- [EXERCISE OBJECTIVE]
What follows is a set of entries. Give them again exactly, without the pictures.

- [DATA TO PROCESS]
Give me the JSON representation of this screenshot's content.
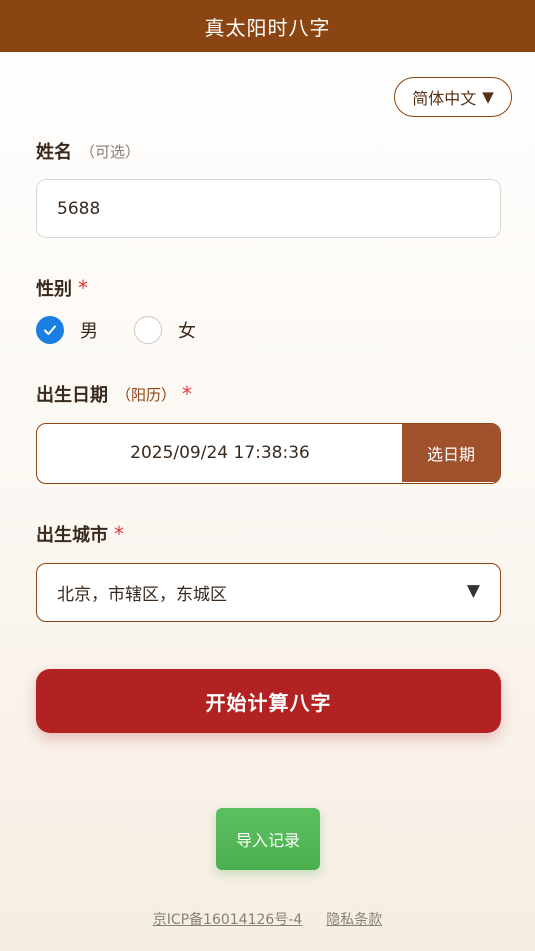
{
  "header": {
    "title": "真太阳时八字"
  },
  "language": {
    "label": "简体中文",
    "caret": "▼"
  },
  "name_field": {
    "label": "姓名",
    "hint": "（可选）",
    "value": "5688"
  },
  "gender": {
    "label": "性别",
    "required": "*",
    "options": [
      {
        "label": "男",
        "checked": true
      },
      {
        "label": "女",
        "checked": false
      }
    ]
  },
  "birth_date": {
    "label": "出生日期",
    "hint": "（阳历）",
    "required": "*",
    "value": "2025/09/24 17:38:36",
    "button": "选日期"
  },
  "birth_city": {
    "label": "出生城市",
    "required": "*",
    "value": "北京，市辖区，东城区",
    "caret": "▼"
  },
  "actions": {
    "calculate": "开始计算八字",
    "import": "导入记录"
  },
  "footer": {
    "icp": "京ICP备16014126号-4",
    "privacy": "隐私条款"
  },
  "colors": {
    "header_bg": "#8b4513",
    "calc_btn": "#b22222",
    "import_btn": "#4caf50",
    "radio_checked": "#1a7fe0",
    "required": "#e03a3a"
  }
}
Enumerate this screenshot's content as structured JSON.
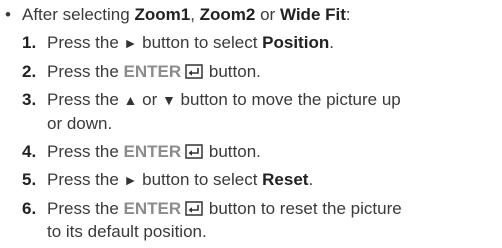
{
  "intro": {
    "prefix": "After selecting ",
    "option1": "Zoom1",
    "sep1": ", ",
    "option2": "Zoom2",
    "conj": " or ",
    "option3": "Wide Fit",
    "suffix": ":"
  },
  "icons": {
    "bullet": "bullet-dot",
    "right_arrow": "right-triangle",
    "up_arrow": "up-triangle",
    "down_arrow": "down-triangle",
    "enter": "enter-return-icon"
  },
  "steps": [
    {
      "num": "1.",
      "text_a": "Press the ",
      "arrow": "►",
      "text_b": " button to select ",
      "bold": "Position",
      "text_c": "."
    },
    {
      "num": "2.",
      "text_a": "Press the ",
      "enter": "ENTER",
      "text_b": " button."
    },
    {
      "num": "3.",
      "text_a": "Press the ",
      "up": "▲",
      "or": " or ",
      "down": "▼",
      "line1": " button to move the picture up",
      "line2": "or down."
    },
    {
      "num": "4.",
      "text_a": "Press the ",
      "enter": "ENTER",
      "text_b": " button."
    },
    {
      "num": "5.",
      "text_a": "Press the ",
      "arrow": "►",
      "text_b": " button to select ",
      "bold": "Reset",
      "text_c": "."
    },
    {
      "num": "6.",
      "text_a": "Press the ",
      "enter": "ENTER",
      "line1": " button to reset the picture",
      "line2": "to its default position."
    }
  ],
  "colors": {
    "text": "#3a3a3a",
    "bold": "#222222",
    "enter_label": "#8c8c8c"
  }
}
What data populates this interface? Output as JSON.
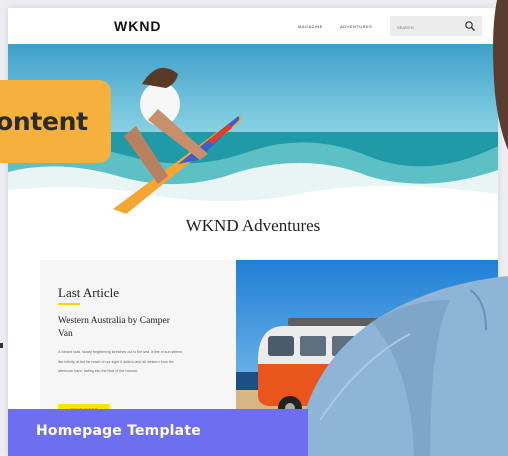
{
  "site": {
    "logo": "WKND",
    "nav": {
      "link1": "MAGAZINE",
      "link2": "ADVENTURES"
    },
    "search": {
      "placeholder": "SEARCH"
    }
  },
  "main": {
    "title": "WKND Adventures",
    "article": {
      "kicker": "Last Article",
      "title": "Western Australia by Camper Van",
      "body": "A vibrant road, slowly brightening stretches out to the sea, a line of sun seems like infinity, at the far reach of our sight it dulls to and all western from the afternoon haze, fading into the blue of the horizon.",
      "button": "READ MORE"
    }
  },
  "overlay": {
    "callout": "ontent",
    "banner": "Homepage Template"
  },
  "colors": {
    "callout": "#f5b03e",
    "banner": "#6e6ef0",
    "button": "#ffe600"
  }
}
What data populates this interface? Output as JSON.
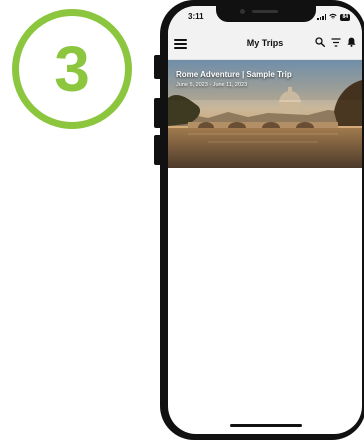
{
  "step": {
    "number": "3"
  },
  "status_bar": {
    "time": "3:11",
    "battery": "84"
  },
  "header": {
    "title": "My Trips"
  },
  "trips": [
    {
      "title": "Rome Adventure | Sample Trip",
      "dates": "June 5, 2023 - June 11, 2023"
    }
  ],
  "colors": {
    "accent": "#8cc63f"
  },
  "icons": [
    "menu-icon",
    "search-icon",
    "filter-icon",
    "bell-icon",
    "wifi-icon",
    "signal-icon",
    "battery-icon"
  ]
}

- [FULL SOLUTION]
Give me the JSON representation of this screenshot's content.
{
  "header": {
    "title": "真太阳时八字"
  },
  "language": {
    "label": "简体中文",
    "caret": "▼"
  },
  "name_field": {
    "label": "姓名",
    "hint": "（可选）",
    "value": "5688"
  },
  "gender": {
    "label": "性别",
    "required": "*",
    "options": [
      {
        "label": "男",
        "checked": true
      },
      {
        "label": "女",
        "checked": false
      }
    ]
  },
  "birth_date": {
    "label": "出生日期",
    "hint": "（阳历）",
    "required": "*",
    "value": "2025/09/24 17:38:36",
    "button": "选日期"
  },
  "birth_city": {
    "label": "出生城市",
    "required": "*",
    "value": "北京，市辖区，东城区",
    "caret": "▼"
  },
  "actions": {
    "calculate": "开始计算八字",
    "import": "导入记录"
  },
  "footer": {
    "icp": "京ICP备16014126号-4",
    "privacy": "隐私条款"
  },
  "colors": {
    "header_bg": "#8b4513",
    "calc_btn": "#b22222",
    "import_btn": "#4caf50",
    "radio_checked": "#1a7fe0",
    "required": "#e03a3a"
  }
}
Enumerate this screenshot's content as structured JSON.
{
  "intro": {
    "prefix": "After selecting ",
    "option1": "Zoom1",
    "sep1": ", ",
    "option2": "Zoom2",
    "conj": " or ",
    "option3": "Wide Fit",
    "suffix": ":"
  },
  "icons": {
    "bullet": "bullet-dot",
    "right_arrow": "right-triangle",
    "up_arrow": "up-triangle",
    "down_arrow": "down-triangle",
    "enter": "enter-return-icon"
  },
  "steps": [
    {
      "num": "1.",
      "text_a": "Press the ",
      "arrow": "►",
      "text_b": " button to select ",
      "bold": "Position",
      "text_c": "."
    },
    {
      "num": "2.",
      "text_a": "Press the ",
      "enter": "ENTER",
      "text_b": " button."
    },
    {
      "num": "3.",
      "text_a": "Press the ",
      "up": "▲",
      "or": " or ",
      "down": "▼",
      "line1": " button to move the picture up",
      "line2": "or down."
    },
    {
      "num": "4.",
      "text_a": "Press the ",
      "enter": "ENTER",
      "text_b": " button."
    },
    {
      "num": "5.",
      "text_a": "Press the ",
      "arrow": "►",
      "text_b": " button to select ",
      "bold": "Reset",
      "text_c": "."
    },
    {
      "num": "6.",
      "text_a": "Press the ",
      "enter": "ENTER",
      "line1": " button to reset the picture",
      "line2": "to its default position."
    }
  ],
  "colors": {
    "text": "#3a3a3a",
    "bold": "#222222",
    "enter_label": "#8c8c8c"
  }
}
What data populates this interface? Output as JSON.
{
  "site": {
    "logo": "WKND",
    "nav": {
      "link1": "MAGAZINE",
      "link2": "ADVENTURES"
    },
    "search": {
      "placeholder": "SEARCH"
    }
  },
  "main": {
    "title": "WKND Adventures",
    "article": {
      "kicker": "Last Article",
      "title": "Western Australia by Camper Van",
      "body": "A vibrant road, slowly brightening stretches out to the sea, a line of sun seems like infinity, at the far reach of our sight it dulls to and all western from the afternoon haze, fading into the blue of the horizon.",
      "button": "READ MORE"
    }
  },
  "overlay": {
    "callout": "ontent",
    "banner": "Homepage Template"
  },
  "colors": {
    "callout": "#f5b03e",
    "banner": "#6e6ef0",
    "button": "#ffe600"
  }
}
What data populates this interface? Output as JSON.
{
  "step": {
    "number": "3"
  },
  "status_bar": {
    "time": "3:11",
    "battery": "84"
  },
  "header": {
    "title": "My Trips"
  },
  "trips": [
    {
      "title": "Rome Adventure | Sample Trip",
      "dates": "June 5, 2023 - June 11, 2023"
    }
  ],
  "colors": {
    "accent": "#8cc63f"
  },
  "icons": [
    "menu-icon",
    "search-icon",
    "filter-icon",
    "bell-icon",
    "wifi-icon",
    "signal-icon",
    "battery-icon"
  ]
}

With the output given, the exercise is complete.